• Your objective
All lines featuring the string "Functions" are to be listed.
━━ Information given ━━
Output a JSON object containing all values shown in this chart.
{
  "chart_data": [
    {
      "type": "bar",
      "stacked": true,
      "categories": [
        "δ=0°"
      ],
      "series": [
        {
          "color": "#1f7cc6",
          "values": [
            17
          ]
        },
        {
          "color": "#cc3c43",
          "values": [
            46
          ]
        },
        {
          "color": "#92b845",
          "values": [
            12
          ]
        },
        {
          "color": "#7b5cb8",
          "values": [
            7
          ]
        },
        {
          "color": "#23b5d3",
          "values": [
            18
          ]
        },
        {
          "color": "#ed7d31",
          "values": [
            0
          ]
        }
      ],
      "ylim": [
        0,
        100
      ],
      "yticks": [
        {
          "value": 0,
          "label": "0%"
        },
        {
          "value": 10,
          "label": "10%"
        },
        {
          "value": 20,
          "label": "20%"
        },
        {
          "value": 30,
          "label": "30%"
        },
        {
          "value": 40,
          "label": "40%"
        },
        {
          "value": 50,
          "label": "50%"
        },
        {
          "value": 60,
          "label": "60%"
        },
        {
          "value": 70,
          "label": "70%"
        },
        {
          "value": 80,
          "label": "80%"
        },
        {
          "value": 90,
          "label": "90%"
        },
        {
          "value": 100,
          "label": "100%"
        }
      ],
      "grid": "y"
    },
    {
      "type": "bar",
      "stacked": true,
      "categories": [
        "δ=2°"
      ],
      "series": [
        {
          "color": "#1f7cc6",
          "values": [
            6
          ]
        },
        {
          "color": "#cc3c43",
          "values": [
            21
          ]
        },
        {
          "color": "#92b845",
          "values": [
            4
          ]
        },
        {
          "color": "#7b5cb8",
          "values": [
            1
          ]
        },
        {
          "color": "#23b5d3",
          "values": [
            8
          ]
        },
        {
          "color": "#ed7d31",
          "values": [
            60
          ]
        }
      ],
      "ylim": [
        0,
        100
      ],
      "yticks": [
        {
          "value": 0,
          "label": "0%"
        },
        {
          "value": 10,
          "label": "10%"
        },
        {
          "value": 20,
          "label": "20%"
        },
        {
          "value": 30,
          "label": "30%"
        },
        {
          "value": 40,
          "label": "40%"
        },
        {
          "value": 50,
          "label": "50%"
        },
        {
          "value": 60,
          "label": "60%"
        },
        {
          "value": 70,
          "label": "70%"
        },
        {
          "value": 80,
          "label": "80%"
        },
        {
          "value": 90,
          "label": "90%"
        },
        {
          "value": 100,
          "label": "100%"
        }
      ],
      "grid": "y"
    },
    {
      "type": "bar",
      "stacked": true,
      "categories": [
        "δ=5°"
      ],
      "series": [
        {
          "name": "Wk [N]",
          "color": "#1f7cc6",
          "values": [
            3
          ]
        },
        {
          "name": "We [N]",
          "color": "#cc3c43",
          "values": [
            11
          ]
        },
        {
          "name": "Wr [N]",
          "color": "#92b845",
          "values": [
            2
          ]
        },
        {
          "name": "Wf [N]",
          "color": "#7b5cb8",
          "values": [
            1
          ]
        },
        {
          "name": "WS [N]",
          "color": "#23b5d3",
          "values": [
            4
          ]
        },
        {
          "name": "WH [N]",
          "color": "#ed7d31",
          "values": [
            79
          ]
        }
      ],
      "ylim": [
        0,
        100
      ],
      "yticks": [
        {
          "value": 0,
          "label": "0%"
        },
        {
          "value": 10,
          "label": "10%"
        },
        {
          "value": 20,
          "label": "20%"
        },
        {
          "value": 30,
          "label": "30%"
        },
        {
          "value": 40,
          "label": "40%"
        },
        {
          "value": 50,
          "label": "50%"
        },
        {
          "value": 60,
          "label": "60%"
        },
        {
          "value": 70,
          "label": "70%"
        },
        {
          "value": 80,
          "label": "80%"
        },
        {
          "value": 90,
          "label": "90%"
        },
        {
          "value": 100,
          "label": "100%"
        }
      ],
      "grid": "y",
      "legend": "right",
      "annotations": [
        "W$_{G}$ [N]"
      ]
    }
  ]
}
━━━
━━ Information given ━━
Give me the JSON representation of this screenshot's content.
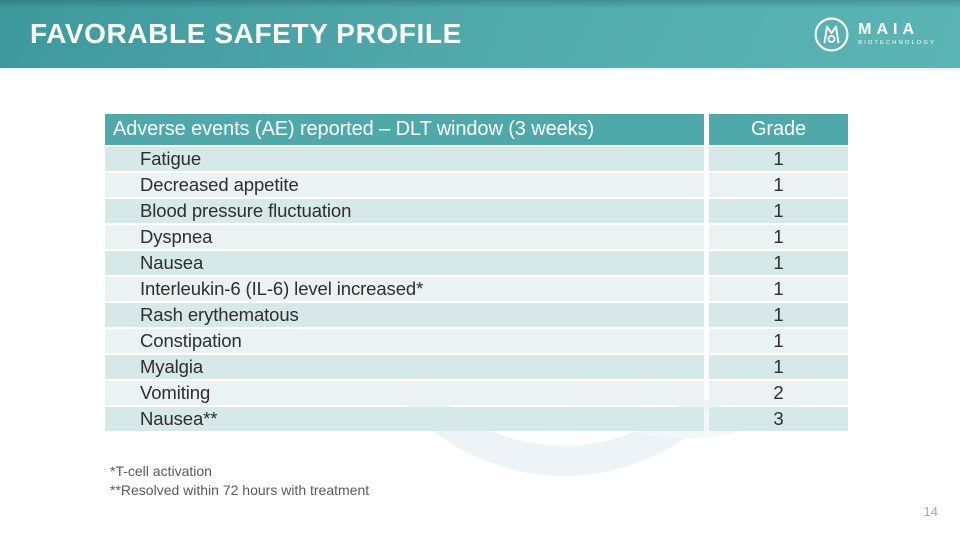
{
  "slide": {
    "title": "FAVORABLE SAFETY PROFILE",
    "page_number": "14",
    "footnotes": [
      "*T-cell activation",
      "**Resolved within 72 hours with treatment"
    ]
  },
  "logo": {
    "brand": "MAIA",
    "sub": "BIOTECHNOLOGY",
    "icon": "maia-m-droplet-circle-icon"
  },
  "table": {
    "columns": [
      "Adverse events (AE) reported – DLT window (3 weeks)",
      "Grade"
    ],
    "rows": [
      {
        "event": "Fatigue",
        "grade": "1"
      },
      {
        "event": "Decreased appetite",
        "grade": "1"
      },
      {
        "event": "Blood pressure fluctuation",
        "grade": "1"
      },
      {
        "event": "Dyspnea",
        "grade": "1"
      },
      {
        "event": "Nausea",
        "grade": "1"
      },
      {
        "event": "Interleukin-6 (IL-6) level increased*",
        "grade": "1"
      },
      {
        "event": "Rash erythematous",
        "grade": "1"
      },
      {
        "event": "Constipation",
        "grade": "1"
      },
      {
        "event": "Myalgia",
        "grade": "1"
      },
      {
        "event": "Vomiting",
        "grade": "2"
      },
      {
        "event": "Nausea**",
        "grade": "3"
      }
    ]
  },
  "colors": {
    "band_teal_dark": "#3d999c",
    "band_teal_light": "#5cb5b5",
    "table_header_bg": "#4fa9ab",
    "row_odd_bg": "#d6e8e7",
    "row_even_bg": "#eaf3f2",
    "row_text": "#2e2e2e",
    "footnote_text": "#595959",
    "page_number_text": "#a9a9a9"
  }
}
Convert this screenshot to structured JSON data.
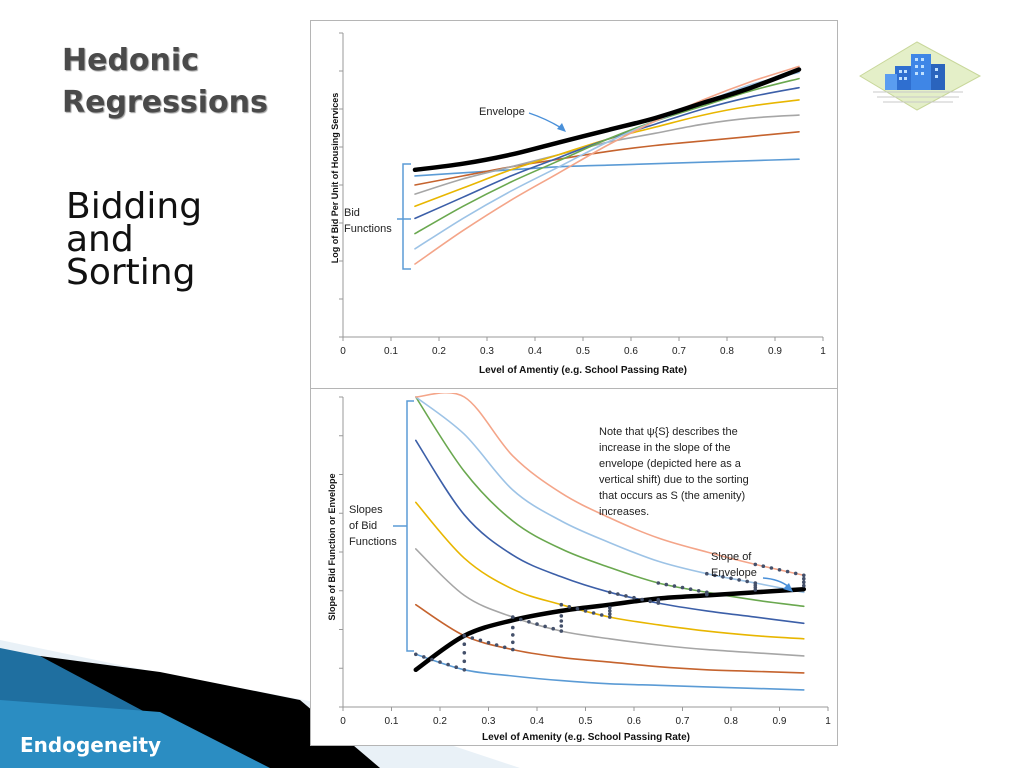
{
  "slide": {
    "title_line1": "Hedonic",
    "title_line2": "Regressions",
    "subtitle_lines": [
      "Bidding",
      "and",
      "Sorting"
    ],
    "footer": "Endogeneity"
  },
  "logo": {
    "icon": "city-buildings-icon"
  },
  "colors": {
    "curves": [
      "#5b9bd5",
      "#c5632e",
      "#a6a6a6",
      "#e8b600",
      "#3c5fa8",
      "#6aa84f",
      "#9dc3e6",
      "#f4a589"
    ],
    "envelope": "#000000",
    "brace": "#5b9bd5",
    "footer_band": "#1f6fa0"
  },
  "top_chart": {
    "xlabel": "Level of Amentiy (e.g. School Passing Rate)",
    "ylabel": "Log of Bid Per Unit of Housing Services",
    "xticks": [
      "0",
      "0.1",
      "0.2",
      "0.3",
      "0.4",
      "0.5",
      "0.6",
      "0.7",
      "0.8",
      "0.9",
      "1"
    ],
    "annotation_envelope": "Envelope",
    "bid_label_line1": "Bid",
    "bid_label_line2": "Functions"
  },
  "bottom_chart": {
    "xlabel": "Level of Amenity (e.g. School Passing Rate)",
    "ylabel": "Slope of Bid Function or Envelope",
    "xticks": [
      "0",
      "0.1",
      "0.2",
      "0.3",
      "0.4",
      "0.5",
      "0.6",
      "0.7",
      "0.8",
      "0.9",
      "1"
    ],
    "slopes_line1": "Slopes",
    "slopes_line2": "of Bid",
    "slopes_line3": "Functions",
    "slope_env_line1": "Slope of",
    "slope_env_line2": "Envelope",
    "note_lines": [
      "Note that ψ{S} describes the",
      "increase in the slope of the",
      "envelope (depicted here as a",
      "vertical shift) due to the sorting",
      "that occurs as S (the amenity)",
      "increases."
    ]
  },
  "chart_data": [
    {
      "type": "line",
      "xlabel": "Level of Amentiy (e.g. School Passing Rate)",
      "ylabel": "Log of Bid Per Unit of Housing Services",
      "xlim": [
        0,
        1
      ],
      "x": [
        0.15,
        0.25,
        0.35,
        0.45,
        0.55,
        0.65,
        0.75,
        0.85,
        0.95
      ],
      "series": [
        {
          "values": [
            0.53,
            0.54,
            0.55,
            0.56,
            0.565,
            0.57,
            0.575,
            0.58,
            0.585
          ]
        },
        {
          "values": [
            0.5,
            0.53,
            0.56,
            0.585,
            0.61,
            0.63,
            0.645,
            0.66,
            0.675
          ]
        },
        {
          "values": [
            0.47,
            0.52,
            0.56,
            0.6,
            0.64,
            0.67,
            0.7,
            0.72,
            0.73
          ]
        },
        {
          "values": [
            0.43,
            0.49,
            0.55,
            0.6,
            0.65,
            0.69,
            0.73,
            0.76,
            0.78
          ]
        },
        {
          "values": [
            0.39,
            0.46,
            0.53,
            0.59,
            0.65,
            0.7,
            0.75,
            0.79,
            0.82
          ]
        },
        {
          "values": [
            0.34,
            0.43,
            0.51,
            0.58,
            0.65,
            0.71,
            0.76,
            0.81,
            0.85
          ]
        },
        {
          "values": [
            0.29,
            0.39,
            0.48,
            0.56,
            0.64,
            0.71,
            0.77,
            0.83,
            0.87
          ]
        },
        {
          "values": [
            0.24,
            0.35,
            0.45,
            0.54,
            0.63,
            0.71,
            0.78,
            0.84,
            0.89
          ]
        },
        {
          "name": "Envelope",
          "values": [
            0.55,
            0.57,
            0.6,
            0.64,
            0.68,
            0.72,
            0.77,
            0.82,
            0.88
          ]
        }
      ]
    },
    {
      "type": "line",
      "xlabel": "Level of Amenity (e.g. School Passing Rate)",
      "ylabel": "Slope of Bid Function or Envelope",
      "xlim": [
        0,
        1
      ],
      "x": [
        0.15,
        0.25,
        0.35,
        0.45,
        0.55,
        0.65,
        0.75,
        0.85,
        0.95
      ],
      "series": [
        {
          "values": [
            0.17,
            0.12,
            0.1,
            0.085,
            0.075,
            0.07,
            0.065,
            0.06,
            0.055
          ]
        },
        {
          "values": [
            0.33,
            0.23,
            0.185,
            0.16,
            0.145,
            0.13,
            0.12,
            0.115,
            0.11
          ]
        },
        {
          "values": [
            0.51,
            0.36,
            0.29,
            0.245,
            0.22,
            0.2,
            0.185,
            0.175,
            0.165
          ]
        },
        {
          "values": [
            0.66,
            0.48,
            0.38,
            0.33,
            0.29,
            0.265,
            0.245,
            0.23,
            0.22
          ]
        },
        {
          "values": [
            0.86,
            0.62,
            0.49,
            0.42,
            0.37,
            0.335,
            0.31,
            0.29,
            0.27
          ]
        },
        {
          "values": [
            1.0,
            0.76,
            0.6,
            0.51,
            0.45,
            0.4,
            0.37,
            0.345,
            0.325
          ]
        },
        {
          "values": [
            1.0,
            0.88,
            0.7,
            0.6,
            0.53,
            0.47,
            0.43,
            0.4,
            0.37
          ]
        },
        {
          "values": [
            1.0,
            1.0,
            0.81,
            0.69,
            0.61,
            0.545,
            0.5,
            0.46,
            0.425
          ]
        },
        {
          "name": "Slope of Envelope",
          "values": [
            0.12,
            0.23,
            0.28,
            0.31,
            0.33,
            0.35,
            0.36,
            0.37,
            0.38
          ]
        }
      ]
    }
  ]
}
━━━
• Result below
    "bid_label_line2": "Functions"
    "slopes_line3": "Functions",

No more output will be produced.